• INSTRUCTIONS FOR THE TASK
Please copy all the lines that follow, word for word.

• DATA
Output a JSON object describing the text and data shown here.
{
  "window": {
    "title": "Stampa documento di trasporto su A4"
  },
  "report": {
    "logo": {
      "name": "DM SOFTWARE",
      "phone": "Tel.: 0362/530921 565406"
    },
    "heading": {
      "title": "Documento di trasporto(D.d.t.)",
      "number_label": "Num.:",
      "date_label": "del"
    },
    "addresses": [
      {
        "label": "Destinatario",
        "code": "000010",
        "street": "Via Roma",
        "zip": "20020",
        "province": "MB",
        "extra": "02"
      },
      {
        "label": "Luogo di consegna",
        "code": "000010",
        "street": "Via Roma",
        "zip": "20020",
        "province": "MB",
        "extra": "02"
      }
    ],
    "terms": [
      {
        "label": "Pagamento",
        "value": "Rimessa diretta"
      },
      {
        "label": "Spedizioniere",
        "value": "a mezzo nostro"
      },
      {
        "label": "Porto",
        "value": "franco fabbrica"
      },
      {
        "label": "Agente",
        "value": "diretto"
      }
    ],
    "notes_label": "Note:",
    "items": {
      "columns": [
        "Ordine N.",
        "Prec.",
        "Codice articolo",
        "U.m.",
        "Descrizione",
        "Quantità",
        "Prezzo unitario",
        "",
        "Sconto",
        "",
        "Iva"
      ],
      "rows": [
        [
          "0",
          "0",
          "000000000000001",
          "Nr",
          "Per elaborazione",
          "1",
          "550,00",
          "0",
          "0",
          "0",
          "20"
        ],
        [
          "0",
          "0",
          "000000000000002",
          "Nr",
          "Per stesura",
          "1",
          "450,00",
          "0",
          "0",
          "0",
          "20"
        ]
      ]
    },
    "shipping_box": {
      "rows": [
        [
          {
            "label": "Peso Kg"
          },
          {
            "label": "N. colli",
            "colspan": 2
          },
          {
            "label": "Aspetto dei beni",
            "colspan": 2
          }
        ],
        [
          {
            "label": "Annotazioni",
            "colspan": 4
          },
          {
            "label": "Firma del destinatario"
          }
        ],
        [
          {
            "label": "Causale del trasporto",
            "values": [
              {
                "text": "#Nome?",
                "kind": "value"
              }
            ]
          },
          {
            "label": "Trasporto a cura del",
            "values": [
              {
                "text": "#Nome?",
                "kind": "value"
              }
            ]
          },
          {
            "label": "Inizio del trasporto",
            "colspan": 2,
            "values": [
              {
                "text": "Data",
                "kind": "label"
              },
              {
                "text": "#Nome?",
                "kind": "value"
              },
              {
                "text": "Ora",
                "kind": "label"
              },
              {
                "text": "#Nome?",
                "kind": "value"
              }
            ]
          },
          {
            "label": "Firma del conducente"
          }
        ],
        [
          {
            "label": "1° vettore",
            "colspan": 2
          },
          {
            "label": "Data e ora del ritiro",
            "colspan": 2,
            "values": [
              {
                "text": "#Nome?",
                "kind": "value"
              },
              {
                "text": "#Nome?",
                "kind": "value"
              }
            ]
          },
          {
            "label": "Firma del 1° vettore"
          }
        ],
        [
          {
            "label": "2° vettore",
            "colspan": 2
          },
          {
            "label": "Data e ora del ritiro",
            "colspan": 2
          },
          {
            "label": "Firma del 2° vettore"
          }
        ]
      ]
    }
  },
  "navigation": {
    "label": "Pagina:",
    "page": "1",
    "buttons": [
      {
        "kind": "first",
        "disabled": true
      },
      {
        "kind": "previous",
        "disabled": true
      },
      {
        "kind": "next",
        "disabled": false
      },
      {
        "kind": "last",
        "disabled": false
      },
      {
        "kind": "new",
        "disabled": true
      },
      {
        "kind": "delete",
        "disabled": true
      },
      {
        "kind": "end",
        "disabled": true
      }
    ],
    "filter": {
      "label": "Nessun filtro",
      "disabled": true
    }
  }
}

• FULL ANSWER
Output a JSON object describing the text and data shown here.
{
  "window": {
    "title": "Stampa documento di trasporto su A4"
  },
  "report": {
    "logo": {
      "name": "DM SOFTWARE",
      "phone": "Tel.: 0362/530921 565406"
    },
    "heading": {
      "title": "Documento di trasporto(D.d.t.)",
      "number_label": "Num.:",
      "date_label": "del"
    },
    "addresses": [
      {
        "label": "Destinatario",
        "code": "000010",
        "street": "Via Roma",
        "zip": "20020",
        "province": "MB",
        "extra": "02"
      },
      {
        "label": "Luogo di consegna",
        "code": "000010",
        "street": "Via Roma",
        "zip": "20020",
        "province": "MB",
        "extra": "02"
      }
    ],
    "terms": [
      {
        "label": "Pagamento",
        "value": "Rimessa diretta"
      },
      {
        "label": "Spedizioniere",
        "value": "a mezzo nostro"
      },
      {
        "label": "Porto",
        "value": "franco fabbrica"
      },
      {
        "label": "Agente",
        "value": "diretto"
      }
    ],
    "notes_label": "Note:",
    "items": {
      "columns": [
        "Ordine N.",
        "Prec.",
        "Codice articolo",
        "U.m.",
        "Descrizione",
        "Quantità",
        "Prezzo unitario",
        "",
        "Sconto",
        "",
        "Iva"
      ],
      "rows": [
        [
          "0",
          "0",
          "000000000000001",
          "Nr",
          "Per elaborazione",
          "1",
          "550,00",
          "0",
          "0",
          "0",
          "20"
        ],
        [
          "0",
          "0",
          "000000000000002",
          "Nr",
          "Per stesura",
          "1",
          "450,00",
          "0",
          "0",
          "0",
          "20"
        ]
      ]
    },
    "shipping_box": {
      "rows": [
        [
          {
            "label": "Peso Kg"
          },
          {
            "label": "N. colli",
            "colspan": 2
          },
          {
            "label": "Aspetto dei beni",
            "colspan": 2
          }
        ],
        [
          {
            "label": "Annotazioni",
            "colspan": 4
          },
          {
            "label": "Firma del destinatario"
          }
        ],
        [
          {
            "label": "Causale del trasporto",
            "values": [
              {
                "text": "#Nome?",
                "kind": "value"
              }
            ]
          },
          {
            "label": "Trasporto a cura del",
            "values": [
              {
                "text": "#Nome?",
                "kind": "value"
              }
            ]
          },
          {
            "label": "Inizio del trasporto",
            "colspan": 2,
            "values": [
              {
                "text": "Data",
                "kind": "label"
              },
              {
                "text": "#Nome?",
                "kind": "value"
              },
              {
                "text": "Ora",
                "kind": "label"
              },
              {
                "text": "#Nome?",
                "kind": "value"
              }
            ]
          },
          {
            "label": "Firma del conducente"
          }
        ],
        [
          {
            "label": "1° vettore",
            "colspan": 2
          },
          {
            "label": "Data e ora del ritiro",
            "colspan": 2,
            "values": [
              {
                "text": "#Nome?",
                "kind": "value"
              },
              {
                "text": "#Nome?",
                "kind": "value"
              }
            ]
          },
          {
            "label": "Firma del 1° vettore"
          }
        ],
        [
          {
            "label": "2° vettore",
            "colspan": 2
          },
          {
            "label": "Data e ora del ritiro",
            "colspan": 2
          },
          {
            "label": "Firma del 2° vettore"
          }
        ]
      ]
    }
  },
  "navigation": {
    "label": "Pagina:",
    "page": "1",
    "buttons": [
      {
        "kind": "first",
        "disabled": true
      },
      {
        "kind": "previous",
        "disabled": true
      },
      {
        "kind": "next",
        "disabled": false
      },
      {
        "kind": "last",
        "disabled": false
      },
      {
        "kind": "new",
        "disabled": true
      },
      {
        "kind": "delete",
        "disabled": true
      },
      {
        "kind": "end",
        "disabled": true
      }
    ],
    "filter": {
      "label": "Nessun filtro",
      "disabled": true
    }
  }
}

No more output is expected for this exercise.